### AIM
Reproduce the listing below with every "toc-entry" renamed to "toc-item" and all other text left unchanged. Leave the pictures out of your answer.

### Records
::::
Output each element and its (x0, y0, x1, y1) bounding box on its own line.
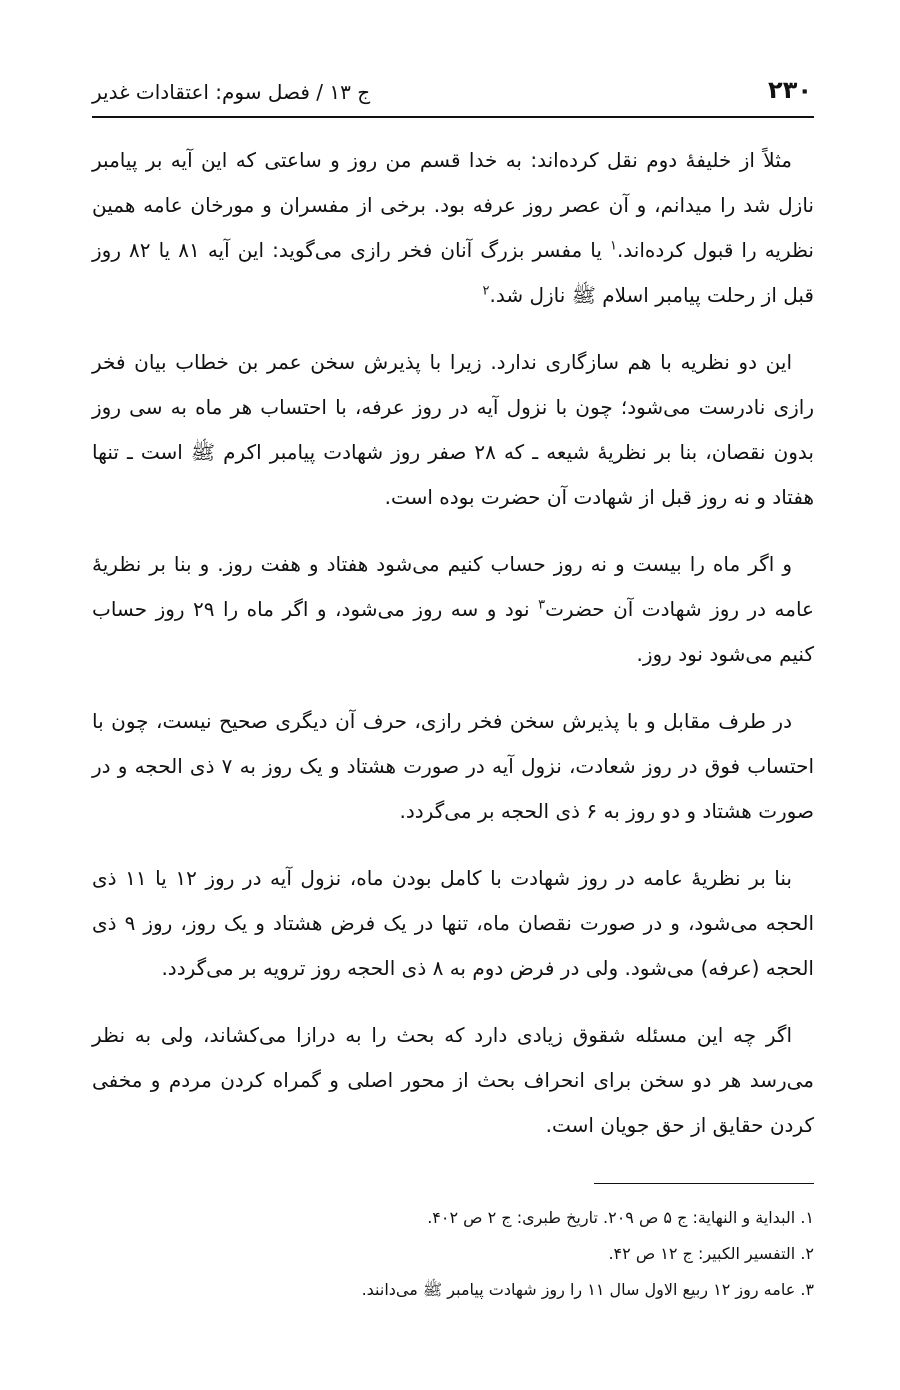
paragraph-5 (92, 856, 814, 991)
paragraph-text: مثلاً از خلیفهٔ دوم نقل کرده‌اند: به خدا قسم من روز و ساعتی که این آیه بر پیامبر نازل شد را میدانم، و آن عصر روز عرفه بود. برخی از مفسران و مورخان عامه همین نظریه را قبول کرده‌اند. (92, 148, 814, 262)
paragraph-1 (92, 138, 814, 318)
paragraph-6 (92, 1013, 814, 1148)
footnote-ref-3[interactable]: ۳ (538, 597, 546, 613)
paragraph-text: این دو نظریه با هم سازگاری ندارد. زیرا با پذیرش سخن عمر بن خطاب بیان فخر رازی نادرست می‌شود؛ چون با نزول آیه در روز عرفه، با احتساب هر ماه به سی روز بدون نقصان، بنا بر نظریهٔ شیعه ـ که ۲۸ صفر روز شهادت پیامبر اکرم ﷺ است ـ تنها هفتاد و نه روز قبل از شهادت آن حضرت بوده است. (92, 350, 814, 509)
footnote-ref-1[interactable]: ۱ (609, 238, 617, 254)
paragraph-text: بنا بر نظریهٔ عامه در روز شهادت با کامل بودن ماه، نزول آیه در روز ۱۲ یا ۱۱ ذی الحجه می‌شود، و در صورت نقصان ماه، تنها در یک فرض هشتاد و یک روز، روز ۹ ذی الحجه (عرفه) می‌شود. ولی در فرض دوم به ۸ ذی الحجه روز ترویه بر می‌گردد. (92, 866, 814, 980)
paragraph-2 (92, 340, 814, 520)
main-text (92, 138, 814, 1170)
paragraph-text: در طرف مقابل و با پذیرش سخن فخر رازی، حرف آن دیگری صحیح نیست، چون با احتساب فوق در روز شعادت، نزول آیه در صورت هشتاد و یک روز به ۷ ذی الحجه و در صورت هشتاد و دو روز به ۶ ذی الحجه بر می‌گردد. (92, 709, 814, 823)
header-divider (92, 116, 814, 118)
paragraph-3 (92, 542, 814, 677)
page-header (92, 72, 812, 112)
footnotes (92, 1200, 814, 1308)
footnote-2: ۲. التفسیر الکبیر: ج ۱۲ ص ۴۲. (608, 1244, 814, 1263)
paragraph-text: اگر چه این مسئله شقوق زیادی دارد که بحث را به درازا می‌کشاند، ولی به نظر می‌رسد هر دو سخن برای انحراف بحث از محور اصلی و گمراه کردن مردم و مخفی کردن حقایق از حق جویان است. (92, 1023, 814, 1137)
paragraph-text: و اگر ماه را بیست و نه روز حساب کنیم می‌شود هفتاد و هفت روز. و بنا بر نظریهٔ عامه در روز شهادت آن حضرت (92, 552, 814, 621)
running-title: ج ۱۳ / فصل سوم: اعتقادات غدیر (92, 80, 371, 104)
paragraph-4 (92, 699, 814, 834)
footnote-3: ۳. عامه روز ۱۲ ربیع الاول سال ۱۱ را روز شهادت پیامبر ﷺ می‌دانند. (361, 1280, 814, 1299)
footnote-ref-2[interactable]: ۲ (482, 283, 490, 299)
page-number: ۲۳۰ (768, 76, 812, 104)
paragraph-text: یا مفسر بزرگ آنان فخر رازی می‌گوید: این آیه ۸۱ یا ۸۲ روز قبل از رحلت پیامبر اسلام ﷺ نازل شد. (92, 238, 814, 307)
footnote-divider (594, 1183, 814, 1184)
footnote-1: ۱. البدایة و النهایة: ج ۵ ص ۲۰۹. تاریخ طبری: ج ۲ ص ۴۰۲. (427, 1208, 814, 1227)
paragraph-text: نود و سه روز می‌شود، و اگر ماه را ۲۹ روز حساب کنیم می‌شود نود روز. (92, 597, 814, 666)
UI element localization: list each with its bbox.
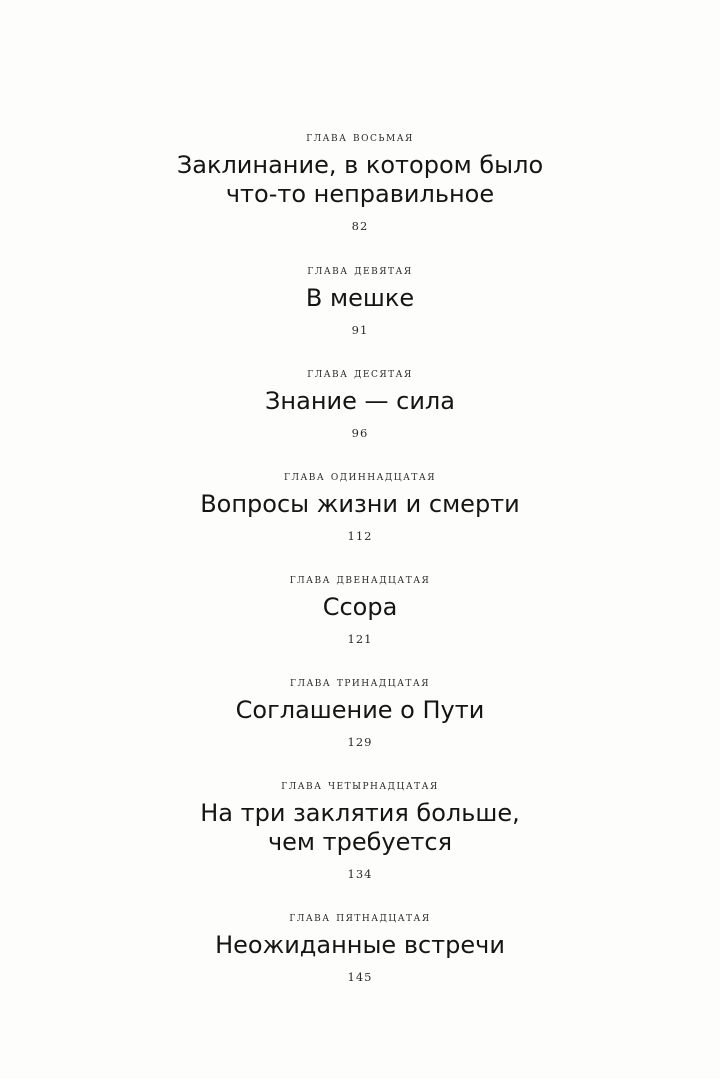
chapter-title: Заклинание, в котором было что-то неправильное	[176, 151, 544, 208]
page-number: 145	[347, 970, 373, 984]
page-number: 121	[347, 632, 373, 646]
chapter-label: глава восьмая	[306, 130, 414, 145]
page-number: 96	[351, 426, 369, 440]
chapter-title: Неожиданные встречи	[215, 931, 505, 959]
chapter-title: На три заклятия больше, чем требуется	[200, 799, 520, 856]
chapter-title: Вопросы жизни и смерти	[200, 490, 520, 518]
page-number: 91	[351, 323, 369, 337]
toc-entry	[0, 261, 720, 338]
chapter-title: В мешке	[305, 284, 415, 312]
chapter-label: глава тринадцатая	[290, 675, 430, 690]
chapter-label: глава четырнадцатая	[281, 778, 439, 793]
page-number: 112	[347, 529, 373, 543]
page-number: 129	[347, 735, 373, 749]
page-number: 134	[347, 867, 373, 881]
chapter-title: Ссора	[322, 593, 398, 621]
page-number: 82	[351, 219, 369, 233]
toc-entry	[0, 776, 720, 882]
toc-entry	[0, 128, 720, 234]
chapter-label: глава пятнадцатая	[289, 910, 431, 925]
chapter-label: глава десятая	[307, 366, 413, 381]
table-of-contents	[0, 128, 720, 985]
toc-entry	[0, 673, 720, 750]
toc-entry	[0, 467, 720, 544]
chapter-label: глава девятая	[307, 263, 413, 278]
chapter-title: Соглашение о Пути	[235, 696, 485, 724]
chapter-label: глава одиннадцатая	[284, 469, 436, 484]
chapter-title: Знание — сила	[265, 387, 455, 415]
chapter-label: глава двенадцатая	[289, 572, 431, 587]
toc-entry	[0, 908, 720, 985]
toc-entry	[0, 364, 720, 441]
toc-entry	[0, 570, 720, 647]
::::
### WRITTEN ANSWER
Output each element and its (x0, y0, x1, y1) bounding box on its own line.
paragraph-5 (92, 856, 814, 991)
paragraph-text: مثلاً از خلیفهٔ دوم نقل کرده‌اند: به خدا قسم من روز و ساعتی که این آیه بر پیامبر نازل شد را میدانم، و آن عصر روز عرفه بود. برخی از مفسران و مورخان عامه همین نظریه را قبول کرده‌اند. (92, 148, 814, 262)
paragraph-1 (92, 138, 814, 318)
paragraph-6 (92, 1013, 814, 1148)
footnote-ref-3[interactable]: ۳ (538, 597, 546, 613)
paragraph-text: این دو نظریه با هم سازگاری ندارد. زیرا با پذیرش سخن عمر بن خطاب بیان فخر رازی نادرست می‌شود؛ چون با نزول آیه در روز عرفه، با احتساب هر ماه به سی روز بدون نقصان، بنا بر نظریهٔ شیعه ـ که ۲۸ صفر روز شهادت پیامبر اکرم ﷺ است ـ تنها هفتاد و نه روز قبل از شهادت آن حضرت بوده است. (92, 350, 814, 509)
footnote-ref-1[interactable]: ۱ (609, 238, 617, 254)
paragraph-text: بنا بر نظریهٔ عامه در روز شهادت با کامل بودن ماه، نزول آیه در روز ۱۲ یا ۱۱ ذی الحجه می‌شود، و در صورت نقصان ماه، تنها در یک فرض هشتاد و یک روز، روز ۹ ذی الحجه (عرفه) می‌شود. ولی در فرض دوم به ۸ ذی الحجه روز ترویه بر می‌گردد. (92, 866, 814, 980)
paragraph-2 (92, 340, 814, 520)
main-text (92, 138, 814, 1170)
paragraph-text: در طرف مقابل و با پذیرش سخن فخر رازی، حرف آن دیگری صحیح نیست، چون با احتساب فوق در روز شعادت، نزول آیه در صورت هشتاد و یک روز به ۷ ذی الحجه و در صورت هشتاد و دو روز به ۶ ذی الحجه بر می‌گردد. (92, 709, 814, 823)
header-divider (92, 116, 814, 118)
paragraph-3 (92, 542, 814, 677)
page-header (92, 72, 812, 112)
footnotes (92, 1200, 814, 1308)
footnote-2: ۲. التفسیر الکبیر: ج ۱۲ ص ۴۲. (608, 1244, 814, 1263)
paragraph-text: اگر چه این مسئله شقوق زیادی دارد که بحث را به درازا می‌کشاند، ولی به نظر می‌رسد هر دو سخن برای انحراف بحث از محور اصلی و گمراه کردن مردم و مخفی کردن حقایق از حق جویان است. (92, 1023, 814, 1137)
paragraph-text: و اگر ماه را بیست و نه روز حساب کنیم می‌شود هفتاد و هفت روز. و بنا بر نظریهٔ عامه در روز شهادت آن حضرت (92, 552, 814, 621)
running-title: ج ۱۳ / فصل سوم: اعتقادات غدیر (92, 80, 371, 104)
paragraph-4 (92, 699, 814, 834)
footnote-3: ۳. عامه روز ۱۲ ربیع الاول سال ۱۱ را روز شهادت پیامبر ﷺ می‌دانند. (361, 1280, 814, 1299)
footnote-ref-2[interactable]: ۲ (482, 283, 490, 299)
page-number: ۲۳۰ (768, 76, 812, 104)
paragraph-text: یا مفسر بزرگ آنان فخر رازی می‌گوید: این آیه ۸۱ یا ۸۲ روز قبل از رحلت پیامبر اسلام ﷺ نازل شد. (92, 238, 814, 307)
footnote-divider (594, 1183, 814, 1184)
footnote-1: ۱. البدایة و النهایة: ج ۵ ص ۲۰۹. تاریخ طبری: ج ۲ ص ۴۰۲. (427, 1208, 814, 1227)
paragraph-text: نود و سه روز می‌شود، و اگر ماه را ۲۹ روز حساب کنیم می‌شود نود روز. (92, 597, 814, 666)
UI element localization: list each with its bbox.
chapter-title: Заклинание, в котором было что-то неправильное	[176, 151, 544, 208]
page-number: 145	[347, 970, 373, 984]
page-number: 121	[347, 632, 373, 646]
chapter-label: глава восьмая	[306, 130, 414, 145]
page-number: 96	[351, 426, 369, 440]
chapter-title: Неожиданные встречи	[215, 931, 505, 959]
chapter-title: На три заклятия больше, чем требуется	[200, 799, 520, 856]
chapter-title: Вопросы жизни и смерти	[200, 490, 520, 518]
page-number: 91	[351, 323, 369, 337]
toc-item	[0, 261, 720, 338]
chapter-title: В мешке	[305, 284, 415, 312]
chapter-label: глава тринадцатая	[290, 675, 430, 690]
chapter-label: глава четырнадцатая	[281, 778, 439, 793]
page-number: 112	[347, 529, 373, 543]
page-number: 129	[347, 735, 373, 749]
page-number: 134	[347, 867, 373, 881]
chapter-title: Ссора	[322, 593, 398, 621]
page-number: 82	[351, 219, 369, 233]
toc-item	[0, 776, 720, 882]
toc-item	[0, 128, 720, 234]
chapter-label: глава пятнадцатая	[289, 910, 431, 925]
chapter-label: глава десятая	[307, 366, 413, 381]
table-of-contents	[0, 128, 720, 985]
toc-item	[0, 673, 720, 750]
toc-item	[0, 467, 720, 544]
chapter-label: глава девятая	[307, 263, 413, 278]
chapter-title: Соглашение о Пути	[235, 696, 485, 724]
chapter-label: глава одиннадцатая	[284, 469, 436, 484]
chapter-title: Знание — сила	[265, 387, 455, 415]
chapter-label: глава двенадцатая	[289, 572, 431, 587]
toc-item	[0, 908, 720, 985]
toc-item	[0, 364, 720, 441]
toc-item	[0, 570, 720, 647]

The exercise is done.